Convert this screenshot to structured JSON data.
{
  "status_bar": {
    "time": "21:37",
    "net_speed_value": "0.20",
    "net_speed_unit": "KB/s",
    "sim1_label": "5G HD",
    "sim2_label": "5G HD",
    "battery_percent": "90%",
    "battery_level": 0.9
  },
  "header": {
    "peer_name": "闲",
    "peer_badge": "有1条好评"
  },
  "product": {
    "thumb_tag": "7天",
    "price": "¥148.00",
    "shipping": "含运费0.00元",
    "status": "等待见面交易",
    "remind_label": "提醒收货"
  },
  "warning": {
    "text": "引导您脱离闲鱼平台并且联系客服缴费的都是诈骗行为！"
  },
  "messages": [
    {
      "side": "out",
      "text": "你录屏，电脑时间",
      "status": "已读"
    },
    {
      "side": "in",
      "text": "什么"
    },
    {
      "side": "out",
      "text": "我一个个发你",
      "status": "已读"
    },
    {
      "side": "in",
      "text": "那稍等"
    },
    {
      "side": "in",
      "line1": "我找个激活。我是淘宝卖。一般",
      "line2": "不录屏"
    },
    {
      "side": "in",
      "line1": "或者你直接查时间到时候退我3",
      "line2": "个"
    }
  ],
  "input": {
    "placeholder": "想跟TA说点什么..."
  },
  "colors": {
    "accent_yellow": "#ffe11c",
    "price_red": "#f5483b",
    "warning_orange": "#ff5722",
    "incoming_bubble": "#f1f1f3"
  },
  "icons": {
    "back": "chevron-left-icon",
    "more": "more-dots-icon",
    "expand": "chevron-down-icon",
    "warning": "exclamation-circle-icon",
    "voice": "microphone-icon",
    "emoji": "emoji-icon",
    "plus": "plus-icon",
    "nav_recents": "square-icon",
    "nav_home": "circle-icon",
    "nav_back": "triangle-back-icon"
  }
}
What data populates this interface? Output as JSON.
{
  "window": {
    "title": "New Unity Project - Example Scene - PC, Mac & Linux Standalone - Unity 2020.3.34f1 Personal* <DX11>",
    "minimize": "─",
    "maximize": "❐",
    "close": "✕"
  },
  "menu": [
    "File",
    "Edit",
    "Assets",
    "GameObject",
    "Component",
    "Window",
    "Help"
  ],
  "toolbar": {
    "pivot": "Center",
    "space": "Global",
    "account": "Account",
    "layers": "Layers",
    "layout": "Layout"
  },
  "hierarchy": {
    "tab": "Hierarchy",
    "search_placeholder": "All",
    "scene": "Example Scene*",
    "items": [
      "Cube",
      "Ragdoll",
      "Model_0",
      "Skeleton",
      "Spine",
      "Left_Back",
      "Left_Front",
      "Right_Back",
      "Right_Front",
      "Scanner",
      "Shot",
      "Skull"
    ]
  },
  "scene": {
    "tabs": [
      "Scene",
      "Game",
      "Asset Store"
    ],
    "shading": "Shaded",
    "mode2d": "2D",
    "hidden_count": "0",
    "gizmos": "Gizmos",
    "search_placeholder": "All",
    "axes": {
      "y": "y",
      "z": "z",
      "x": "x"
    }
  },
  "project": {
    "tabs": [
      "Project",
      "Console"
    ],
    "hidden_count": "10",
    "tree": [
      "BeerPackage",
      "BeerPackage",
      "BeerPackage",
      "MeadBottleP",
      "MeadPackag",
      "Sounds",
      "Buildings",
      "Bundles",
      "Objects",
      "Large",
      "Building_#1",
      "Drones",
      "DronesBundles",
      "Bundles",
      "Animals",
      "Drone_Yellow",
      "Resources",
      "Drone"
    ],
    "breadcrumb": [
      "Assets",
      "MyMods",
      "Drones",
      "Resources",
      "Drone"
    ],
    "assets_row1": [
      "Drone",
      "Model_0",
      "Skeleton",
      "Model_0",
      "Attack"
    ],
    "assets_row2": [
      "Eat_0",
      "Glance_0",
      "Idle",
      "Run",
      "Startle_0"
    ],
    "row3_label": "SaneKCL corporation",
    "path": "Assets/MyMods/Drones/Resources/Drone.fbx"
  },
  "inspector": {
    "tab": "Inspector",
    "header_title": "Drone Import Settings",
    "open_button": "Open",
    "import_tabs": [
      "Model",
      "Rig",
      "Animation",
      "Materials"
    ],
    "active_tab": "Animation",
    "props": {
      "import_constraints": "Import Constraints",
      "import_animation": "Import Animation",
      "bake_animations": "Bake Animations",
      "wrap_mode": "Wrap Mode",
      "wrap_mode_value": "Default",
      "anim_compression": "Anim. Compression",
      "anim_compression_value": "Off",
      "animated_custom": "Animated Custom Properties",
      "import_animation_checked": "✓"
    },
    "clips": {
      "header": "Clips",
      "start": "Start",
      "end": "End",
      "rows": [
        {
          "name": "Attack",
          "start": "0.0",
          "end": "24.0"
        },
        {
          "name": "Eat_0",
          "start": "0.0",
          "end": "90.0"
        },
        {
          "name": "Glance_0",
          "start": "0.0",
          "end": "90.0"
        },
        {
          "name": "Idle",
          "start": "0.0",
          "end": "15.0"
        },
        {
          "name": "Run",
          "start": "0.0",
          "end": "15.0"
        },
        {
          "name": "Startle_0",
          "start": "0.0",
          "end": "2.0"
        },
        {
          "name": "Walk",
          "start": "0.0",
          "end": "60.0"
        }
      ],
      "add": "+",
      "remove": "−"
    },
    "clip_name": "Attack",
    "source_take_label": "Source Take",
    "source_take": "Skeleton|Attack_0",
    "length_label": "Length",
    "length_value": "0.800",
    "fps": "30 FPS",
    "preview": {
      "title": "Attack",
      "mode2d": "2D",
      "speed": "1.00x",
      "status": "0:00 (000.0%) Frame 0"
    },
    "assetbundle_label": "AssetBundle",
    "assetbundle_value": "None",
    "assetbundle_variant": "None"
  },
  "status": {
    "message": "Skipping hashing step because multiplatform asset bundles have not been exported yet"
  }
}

• The problem:
Copy each record from above without leaving any out.

• Answer to this problem:
Convert this screenshot to structured JSON data.
{
  "status_bar": {
    "time": "21:37",
    "net_speed_value": "0.20",
    "net_speed_unit": "KB/s",
    "sim1_label": "5G HD",
    "sim2_label": "5G HD",
    "battery_percent": "90%",
    "battery_level": 0.9
  },
  "header": {
    "peer_name": "闲",
    "peer_badge": "有1条好评"
  },
  "product": {
    "thumb_tag": "7天",
    "price": "¥148.00",
    "shipping": "含运费0.00元",
    "status": "等待见面交易",
    "remind_label": "提醒收货"
  },
  "warning": {
    "text": "引导您脱离闲鱼平台并且联系客服缴费的都是诈骗行为！"
  },
  "messages": [
    {
      "side": "out",
      "text": "你录屏，电脑时间",
      "status": "已读"
    },
    {
      "side": "in",
      "text": "什么"
    },
    {
      "side": "out",
      "text": "我一个个发你",
      "status": "已读"
    },
    {
      "side": "in",
      "text": "那稍等"
    },
    {
      "side": "in",
      "line1": "我找个激活。我是淘宝卖。一般",
      "line2": "不录屏"
    },
    {
      "side": "in",
      "line1": "或者你直接查时间到时候退我3",
      "line2": "个"
    }
  ],
  "input": {
    "placeholder": "想跟TA说点什么..."
  },
  "colors": {
    "accent_yellow": "#ffe11c",
    "price_red": "#f5483b",
    "warning_orange": "#ff5722",
    "incoming_bubble": "#f1f1f3"
  },
  "icons": {
    "back": "chevron-left-icon",
    "more": "more-dots-icon",
    "expand": "chevron-down-icon",
    "warning": "exclamation-circle-icon",
    "voice": "microphone-icon",
    "emoji": "emoji-icon",
    "plus": "plus-icon",
    "nav_recents": "square-icon",
    "nav_home": "circle-icon",
    "nav_back": "triangle-back-icon"
  }
}
What data populates this interface? Output as JSON.
{
  "window": {
    "title": "New Unity Project - Example Scene - PC, Mac & Linux Standalone - Unity 2020.3.34f1 Personal* <DX11>",
    "minimize": "─",
    "maximize": "❐",
    "close": "✕"
  },
  "menu": [
    "File",
    "Edit",
    "Assets",
    "GameObject",
    "Component",
    "Window",
    "Help"
  ],
  "toolbar": {
    "pivot": "Center",
    "space": "Global",
    "account": "Account",
    "layers": "Layers",
    "layout": "Layout"
  },
  "hierarchy": {
    "tab": "Hierarchy",
    "search_placeholder": "All",
    "scene": "Example Scene*",
    "items": [
      "Cube",
      "Ragdoll",
      "Model_0",
      "Skeleton",
      "Spine",
      "Left_Back",
      "Left_Front",
      "Right_Back",
      "Right_Front",
      "Scanner",
      "Shot",
      "Skull"
    ]
  },
  "scene": {
    "tabs": [
      "Scene",
      "Game",
      "Asset Store"
    ],
    "shading": "Shaded",
    "mode2d": "2D",
    "hidden_count": "0",
    "gizmos": "Gizmos",
    "search_placeholder": "All",
    "axes": {
      "y": "y",
      "z": "z",
      "x": "x"
    }
  },
  "project": {
    "tabs": [
      "Project",
      "Console"
    ],
    "hidden_count": "10",
    "tree": [
      "BeerPackage",
      "BeerPackage",
      "BeerPackage",
      "MeadBottleP",
      "MeadPackag",
      "Sounds",
      "Buildings",
      "Bundles",
      "Objects",
      "Large",
      "Building_#1",
      "Drones",
      "DronesBundles",
      "Bundles",
      "Animals",
      "Drone_Yellow",
      "Resources",
      "Drone"
    ],
    "breadcrumb": [
      "Assets",
      "MyMods",
      "Drones",
      "Resources",
      "Drone"
    ],
    "assets_row1": [
      "Drone",
      "Model_0",
      "Skeleton",
      "Model_0",
      "Attack"
    ],
    "assets_row2": [
      "Eat_0",
      "Glance_0",
      "Idle",
      "Run",
      "Startle_0"
    ],
    "row3_label": "SaneKCL corporation",
    "path": "Assets/MyMods/Drones/Resources/Drone.fbx"
  },
  "inspector": {
    "tab": "Inspector",
    "header_title": "Drone Import Settings",
    "open_button": "Open",
    "import_tabs": [
      "Model",
      "Rig",
      "Animation",
      "Materials"
    ],
    "active_tab": "Animation",
    "props": {
      "import_constraints": "Import Constraints",
      "import_animation": "Import Animation",
      "bake_animations": "Bake Animations",
      "wrap_mode": "Wrap Mode",
      "wrap_mode_value": "Default",
      "anim_compression": "Anim. Compression",
      "anim_compression_value": "Off",
      "animated_custom": "Animated Custom Properties",
      "import_animation_checked": "✓"
    },
    "clips": {
      "header": "Clips",
      "start": "Start",
      "end": "End",
      "rows": [
        {
          "name": "Attack",
          "start": "0.0",
          "end": "24.0"
        },
        {
          "name": "Eat_0",
          "start": "0.0",
          "end": "90.0"
        },
        {
          "name": "Glance_0",
          "start": "0.0",
          "end": "90.0"
        },
        {
          "name": "Idle",
          "start": "0.0",
          "end": "15.0"
        },
        {
          "name": "Run",
          "start": "0.0",
          "end": "15.0"
        },
        {
          "name": "Startle_0",
          "start": "0.0",
          "end": "2.0"
        },
        {
          "name": "Walk",
          "start": "0.0",
          "end": "60.0"
        }
      ],
      "add": "+",
      "remove": "−"
    },
    "clip_name": "Attack",
    "source_take_label": "Source Take",
    "source_take": "Skeleton|Attack_0",
    "length_label": "Length",
    "length_value": "0.800",
    "fps": "30 FPS",
    "preview": {
      "title": "Attack",
      "mode2d": "2D",
      "speed": "1.00x",
      "status": "0:00 (000.0%) Frame 0"
    },
    "assetbundle_label": "AssetBundle",
    "assetbundle_value": "None",
    "assetbundle_variant": "None"
  },
  "status": {
    "message": "Skipping hashing step because multiplatform asset bundles have not been exported yet"
  }
}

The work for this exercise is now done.